— RECORDS FOR PROCESSING —
-*-
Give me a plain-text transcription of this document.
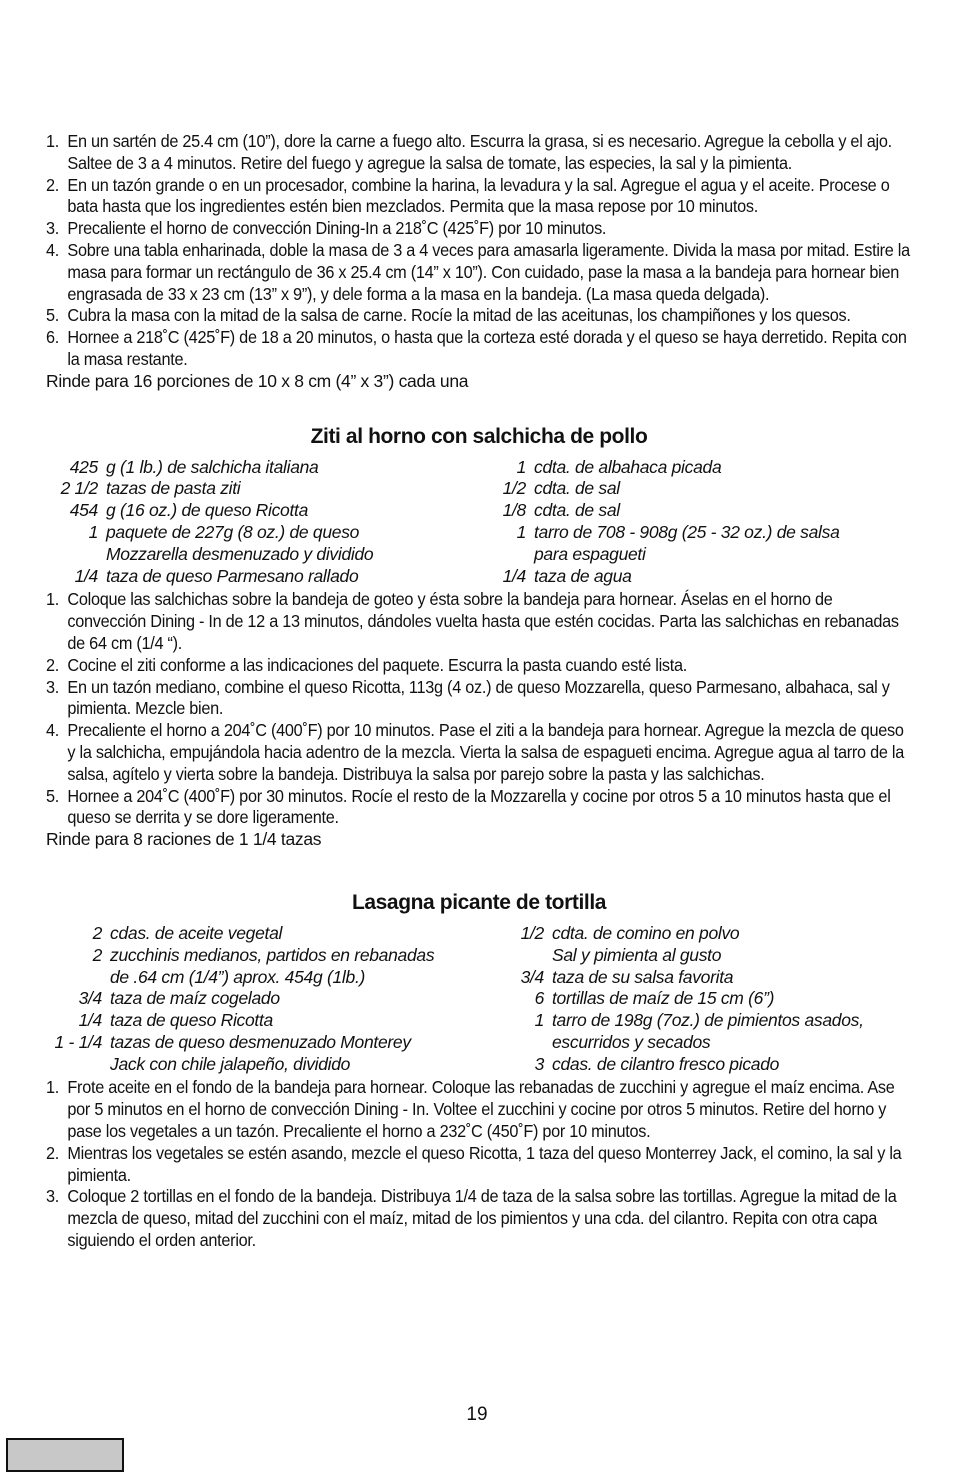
1. En un sartén de 25.4 cm (10”), dore la carne a fuego alto. Escurra la grasa, si es necesario. Agregue la cebolla y el ajo. Saltee de 3 a 4 minutos. Retire del fuego y agregue la salsa de tomate, las especies, la sal y la pimienta.
2. En un tazón grande o en un procesador, combine la harina, la levadura y la sal. Agregue el agua y el aceite. Procese o bata hasta que los ingredientes estén bien mezclados. Permita que la masa repose por 10 minutos.
3. Precaliente el horno de convección Dining-In a 218˚C (425˚F) por 10 minutos.
4. Sobre una tabla enharinada, doble la masa de 3 a 4 veces para amasarla ligeramente. Divida la masa por mitad. Estire la masa para formar un rectángulo de 36 x 25.4 cm (14” x 10”). Con cuidado, pase la masa a la bandeja para hornear bien engrasada de 33 x 23 cm (13” x 9”), y dele forma a la masa en la bandeja. (La masa queda delgada).
5. Cubra la masa con la mitad de la salsa de carne. Rocíe la mitad de las aceitunas, los champiñones y los quesos.
6. Hornee a 218˚C (425˚F) de 18 a 20 minutos, o hasta que la corteza esté dorada y el queso se haya derretido. Repita con la masa restante.
Rinde para 16 porciones de 10 x 8 cm (4” x 3”) cada una
Ziti al horno con salchicha de pollo
425 g (1 lb.) de salchicha italiana
2 1/2 tazas de pasta ziti
454 g (16 oz.) de queso Ricotta
1 paquete de 227g (8 oz.) de queso
Mozzarella desmenuzado y dividido
1/4 taza de queso Parmesano rallado
1 cdta. de albahaca picada
1/2 cdta. de sal
1/8 cdta. de sal
1 tarro de 708 - 908g (25 - 32 oz.) de salsa
para espagueti
1/4 taza de agua
1. Coloque las salchichas sobre la bandeja de goteo y ésta sobre la bandeja para hornear. Áselas en el horno de convección Dining - In de 12 a 13 minutos, dándoles vuelta hasta que estén cocidas. Parta las salchichas en rebanadas de 64 cm (1/4 “).
2. Cocine el ziti conforme a las indicaciones del paquete. Escurra la pasta cuando esté lista.
3. En un tazón mediano, combine el queso Ricotta, 113g (4 oz.) de queso Mozzarella, queso Parmesano, albahaca, sal y pimienta. Mezcle bien.
4. Precaliente el horno a 204˚C (400˚F) por 10 minutos. Pase el ziti a la bandeja para hornear. Agregue la mezcla de queso y la salchicha, empujándola hacia adentro de la mezcla. Vierta la salsa de espagueti encima. Agregue agua al tarro de la salsa, agítelo y vierta sobre la bandeja. Distribuya la salsa por parejo sobre la pasta y las salchichas.
5. Hornee a 204˚C (400˚F) por 30 minutos. Rocíe el resto de la Mozzarella y cocine por otros 5 a 10 minutos hasta que el queso se derrita y se dore ligeramente.
Rinde para 8 raciones de 1 1/4 tazas
Lasagna picante de tortilla
2 cdas. de aceite vegetal
2 zucchinis medianos, partidos en rebanadas
de .64 cm (1/4”) aprox. 454g (1lb.)
3/4 taza de maíz cogelado
1/4 taza de queso Ricotta
1 - 1/4 tazas de queso desmenuzado Monterey
Jack con chile jalapeño, dividido
1/2 cdta. de comino en polvo
Sal y pimienta al gusto
3/4 taza de su salsa favorita
6 tortillas de maíz de 15 cm (6”)
1 tarro de 198g (7oz.) de pimientos asados,
escurridos y secados
3 cdas. de cilantro fresco picado
1. Frote aceite en el fondo de la bandeja para hornear. Coloque las rebanadas de zucchini y agregue el maíz encima. Ase por 5 minutos en el horno de convección Dining - In. Voltee el zucchini y cocine por otros 5 minutos. Retire del horno y pase los vegetales a un tazón. Precaliente el horno a 232˚C (450˚F) por 10 minutos.
2. Mientras los vegetales se estén asando, mezcle el queso Ricotta, 1 taza del queso Monterrey Jack, el comino, la sal y la pimienta.
3. Coloque 2 tortillas en el fondo de la bandeja. Distribuya 1/4 de taza de la salsa sobre las tortillas. Agregue la mitad de la mezcla de queso, mitad del zucchini con el maíz, mitad de los pimientos y una cda. del cilantro. Repita con otra capa siguiendo el orden anterior.
19
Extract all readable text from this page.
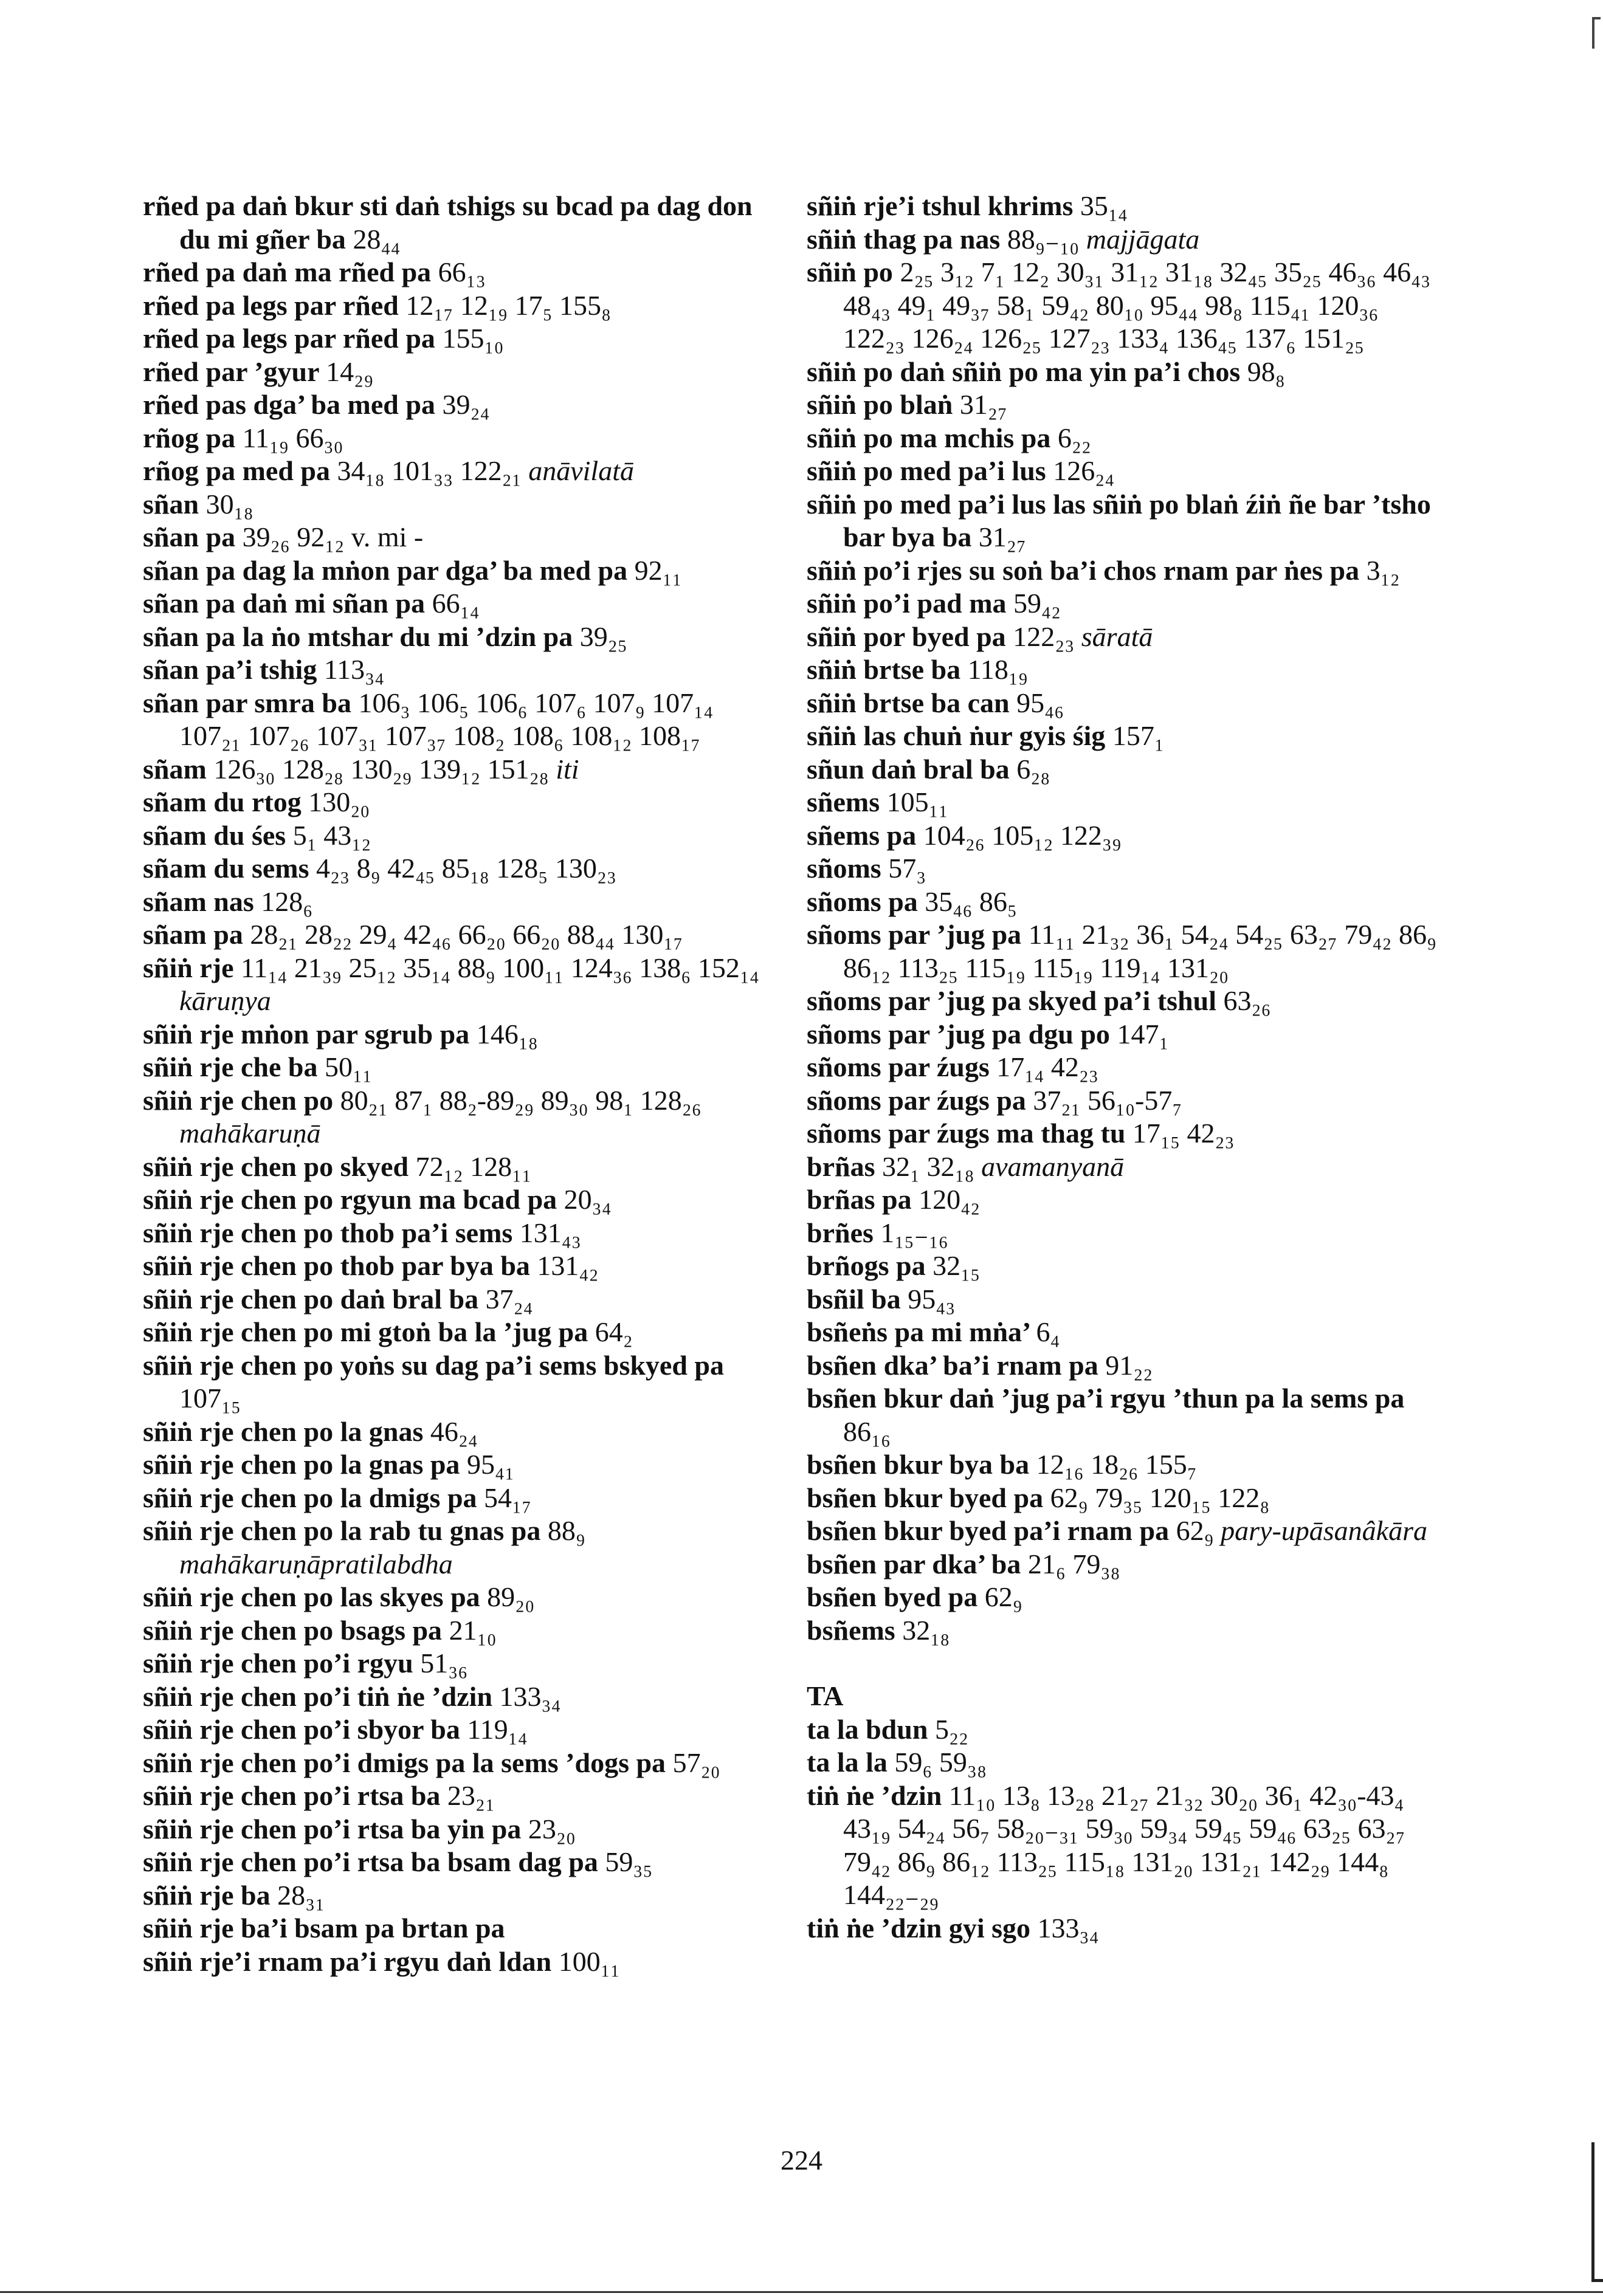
rñed pa daṅ bkur sti daṅ tshigs su bcad pa dag don du mi gñer ba 28₄₄

rñed pa daṅ ma rñed pa 66₁₃

rñed pa legs par rñed 12₁₇ 12₁₉ 17₅ 155₈

rñed pa legs par rñed pa 155₁₀

rñed par ’gyur 14₂₉

rñed pas dga’ ba med pa 39₂₄

rñog pa 11₁₉ 66₃₀

rñog pa med pa 34₁₈ 101₃₃ 122₂₁ anāvilatā

sñan 30₁₈

sñan pa 39₂₆ 92₁₂ v. mi -

sñan pa dag la mṅon par dga’ ba med pa 92₁₁

sñan pa daṅ mi sñan pa 66₁₄

sñan pa la ṅo mtshar du mi ’dzin pa 39₂₅

sñan pa’i tshig 113₃₄

sñan par smra ba 106₃ 106₅ 106₆ 107₆ 107₉ 107₁₄ 107₂₁ 107₂₆ 107₃₁ 107₃₇ 108₂ 108₆ 108₁₂ 108₁₇

sñam 126₃₀ 128₂₈ 130₂₉ 139₁₂ 151₂₈ iti

sñam du rtog 130₂₀

sñam du śes 5₁ 43₁₂

sñam du sems 4₂₃ 8₉ 42₄₅ 85₁₈ 128₅ 130₂₃

sñam nas 128₆

sñam pa 28₂₁ 28₂₂ 29₄ 42₄₆ 66₂₀ 66₂₀ 88₄₄ 130₁₇

sñiṅ rje 11₁₄ 21₃₉ 25₁₂ 35₁₄ 88₉ 100₁₁ 124₃₆ 138₆ 152₁₄ kāruṇya

sñiṅ rje mṅon par sgrub pa 146₁₈

sñiṅ rje che ba 50₁₁

sñiṅ rje chen po 80₂₁ 87₁ 88₂-89₂₉ 89₃₀ 98₁ 128₂₆ mahākaruṇā

sñiṅ rje chen po skyed 72₁₂ 128₁₁

sñiṅ rje chen po rgyun ma bcad pa 20₃₄

sñiṅ rje chen po thob pa’i sems 131₄₃

sñiṅ rje chen po thob par bya ba 131₄₂

sñiṅ rje chen po daṅ bral ba 37₂₄

sñiṅ rje chen po mi gtoṅ ba la ’jug pa 64₂

sñiṅ rje chen po yoṅs su dag pa’i sems bskyed pa 107₁₅

sñiṅ rje chen po la gnas 46₂₄

sñiṅ rje chen po la gnas pa 95₄₁

sñiṅ rje chen po la dmigs pa 54₁₇

sñiṅ rje chen po la rab tu gnas pa 88₉ mahākaruṇāpratilabdha

sñiṅ rje chen po las skyes pa 89₂₀

sñiṅ rje chen po bsags pa 21₁₀

sñiṅ rje chen po’i rgyu 51₃₆

sñiṅ rje chen po’i tiṅ ṅe ’dzin 133₃₄

sñiṅ rje chen po’i sbyor ba 119₁₄

sñiṅ rje chen po’i dmigs pa la sems ’dogs pa 57₂₀

sñiṅ rje chen po’i rtsa ba 23₂₁

sñiṅ rje chen po’i rtsa ba yin pa 23₂₀

sñiṅ rje chen po’i rtsa ba bsam dag pa 59₃₅

sñiṅ rje ba 28₃₁

sñiṅ rje ba’i bsam pa brtan pa

sñiṅ rje’i rnam pa’i rgyu daṅ ldan 100₁₁

sñiṅ rje’i tshul khrims 35₁₄

sñiṅ thag pa nas 88₉₋₁₀ majjāgata

sñiṅ po 2₂₅ 3₁₂ 7₁ 12₂ 30₃₁ 31₁₂ 31₁₈ 32₄₅ 35₂₅ 46₃₆ 46₄₃ 48₄₃ 49₁ 49₃₇ 58₁ 59₄₂ 80₁₀ 95₄₄ 98₈ 115₄₁ 120₃₆ 122₂₃ 126₂₄ 126₂₅ 127₂₃ 133₄ 136₄₅ 137₆ 151₂₅

sñiṅ po daṅ sñiṅ po ma yin pa’i chos 98₈

sñiṅ po blaṅ 31₂₇

sñiṅ po ma mchis pa 6₂₂

sñiṅ po med pa’i lus 126₂₄

sñiṅ po med pa’i lus las sñiṅ po blaṅ źiṅ ñe bar ’tsho bar bya ba 31₂₇

sñiṅ po’i rjes su soṅ ba’i chos rnam par ṅes pa 3₁₂

sñiṅ po’i pad ma 59₄₂

sñiṅ por byed pa 122₂₃ sāratā

sñiṅ brtse ba 118₁₉

sñiṅ brtse ba can 95₄₆

sñiṅ las chuṅ ṅur gyis śig 157₁

sñun daṅ bral ba 6₂₈

sñems 105₁₁

sñems pa 104₂₆ 105₁₂ 122₃₉

sñoms 57₃

sñoms pa 35₄₆ 86₅

sñoms par ’jug pa 11₁₁ 21₃₂ 36₁ 54₂₄ 54₂₅ 63₂₇ 79₄₂ 86₉ 86₁₂ 113₂₅ 115₁₉ 115₁₉ 119₁₄ 131₂₀

sñoms par ’jug pa skyed pa’i tshul 63₂₆

sñoms par ’jug pa dgu po 147₁

sñoms par źugs 17₁₄ 42₂₃

sñoms par źugs pa 37₂₁ 56₁₀-57₇

sñoms par źugs ma thag tu 17₁₅ 42₂₃

brñas 32₁ 32₁₈ avamanyanā

brñas pa 120₄₂

brñes 1₁₅₋₁₆

brñogs pa 32₁₅

bsñil ba 95₄₃

bsñeṅs pa mi mṅa’ 6₄

bsñen dka’ ba’i rnam pa 91₂₂

bsñen bkur daṅ ’jug pa’i rgyu ’thun pa la sems pa 86₁₆

bsñen bkur bya ba 12₁₆ 18₂₆ 155₇

bsñen bkur byed pa 62₉ 79₃₅ 120₁₅ 122₈

bsñen bkur byed pa’i rnam pa 62₉ pary-upāsanâkāra

bsñen par dka’ ba 21₆ 79₃₈

bsñen byed pa 62₉

bsñems 32₁₈

TA

ta la bdun 5₂₂

ta la la 59₆ 59₃₈

tiṅ ṅe ’dzin 11₁₀ 13₈ 13₂₈ 21₂₇ 21₃₂ 30₂₀ 36₁ 42₃₀-43₄ 43₁₉ 54₂₄ 56₇ 58₂₀₋₃₁ 59₃₀ 59₃₄ 59₄₅ 59₄₆ 63₂₅ 63₂₇ 79₄₂ 86₉ 86₁₂ 113₂₅ 115₁₈ 131₂₀ 131₂₁ 142₂₉ 144₈ 144₂₂₋₂₉

tiṅ ṅe ’dzin gyi sgo 133₃₄

224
-*-
— INSTRUCTION —
Tally the lines in the listing that hold "fondo" and report the number alone.

— OUTPUT —
2